[Dataset excerpt]
<<<<
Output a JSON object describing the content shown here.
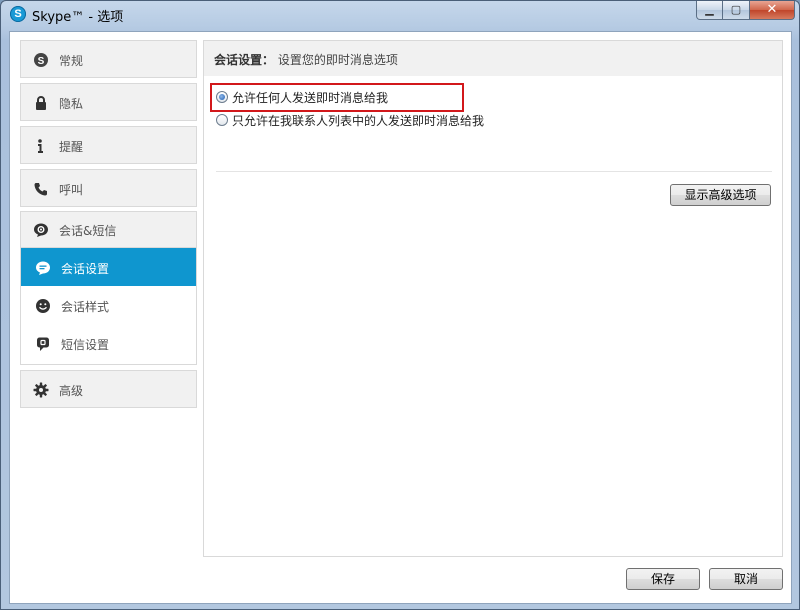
{
  "window": {
    "title": "Skype™ - 选项",
    "app_icon_letter": "S",
    "minimize_glyph": "▁",
    "maximize_glyph": "▢",
    "close_glyph": "✕"
  },
  "sidebar": {
    "items": [
      {
        "label": "常规",
        "icon": "skype-icon"
      },
      {
        "label": "隐私",
        "icon": "lock-icon"
      },
      {
        "label": "提醒",
        "icon": "info-icon"
      },
      {
        "label": "呼叫",
        "icon": "phone-icon"
      }
    ],
    "group": {
      "label": "会话&短信",
      "icon": "chat-gear-icon",
      "sub_items": [
        {
          "label": "会话设置",
          "icon": "chat-bubble-icon",
          "active": true
        },
        {
          "label": "会话样式",
          "icon": "smiley-icon",
          "active": false
        },
        {
          "label": "短信设置",
          "icon": "sms-icon",
          "active": false
        }
      ]
    },
    "advanced": {
      "label": "高级",
      "icon": "gear-icon"
    }
  },
  "panel": {
    "header_strong": "会话设置：",
    "header_text": "设置您的即时消息选项",
    "options": [
      {
        "label": "允许任何人发送即时消息给我",
        "checked": true
      },
      {
        "label": "只允许在我联系人列表中的人发送即时消息给我",
        "checked": false
      }
    ],
    "advanced_button": "显示高级选项"
  },
  "footer": {
    "save_label": "保存",
    "cancel_label": "取消"
  },
  "colors": {
    "active_item": "#0f96cf",
    "highlight_border": "#d2181b"
  }
}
>>>>
* [Task details]: Restate the records word for word, omitting images.

* [Output of the exercise]:
Output a JSON object describing the content shown here.
{
  "window": {
    "title": "Skype™ - 选项",
    "app_icon_letter": "S",
    "minimize_glyph": "▁",
    "maximize_glyph": "▢",
    "close_glyph": "✕"
  },
  "sidebar": {
    "items": [
      {
        "label": "常规",
        "icon": "skype-icon"
      },
      {
        "label": "隐私",
        "icon": "lock-icon"
      },
      {
        "label": "提醒",
        "icon": "info-icon"
      },
      {
        "label": "呼叫",
        "icon": "phone-icon"
      }
    ],
    "group": {
      "label": "会话&短信",
      "icon": "chat-gear-icon",
      "sub_items": [
        {
          "label": "会话设置",
          "icon": "chat-bubble-icon",
          "active": true
        },
        {
          "label": "会话样式",
          "icon": "smiley-icon",
          "active": false
        },
        {
          "label": "短信设置",
          "icon": "sms-icon",
          "active": false
        }
      ]
    },
    "advanced": {
      "label": "高级",
      "icon": "gear-icon"
    }
  },
  "panel": {
    "header_strong": "会话设置：",
    "header_text": "设置您的即时消息选项",
    "options": [
      {
        "label": "允许任何人发送即时消息给我",
        "checked": true
      },
      {
        "label": "只允许在我联系人列表中的人发送即时消息给我",
        "checked": false
      }
    ],
    "advanced_button": "显示高级选项"
  },
  "footer": {
    "save_label": "保存",
    "cancel_label": "取消"
  },
  "colors": {
    "active_item": "#0f96cf",
    "highlight_border": "#d2181b"
  }
}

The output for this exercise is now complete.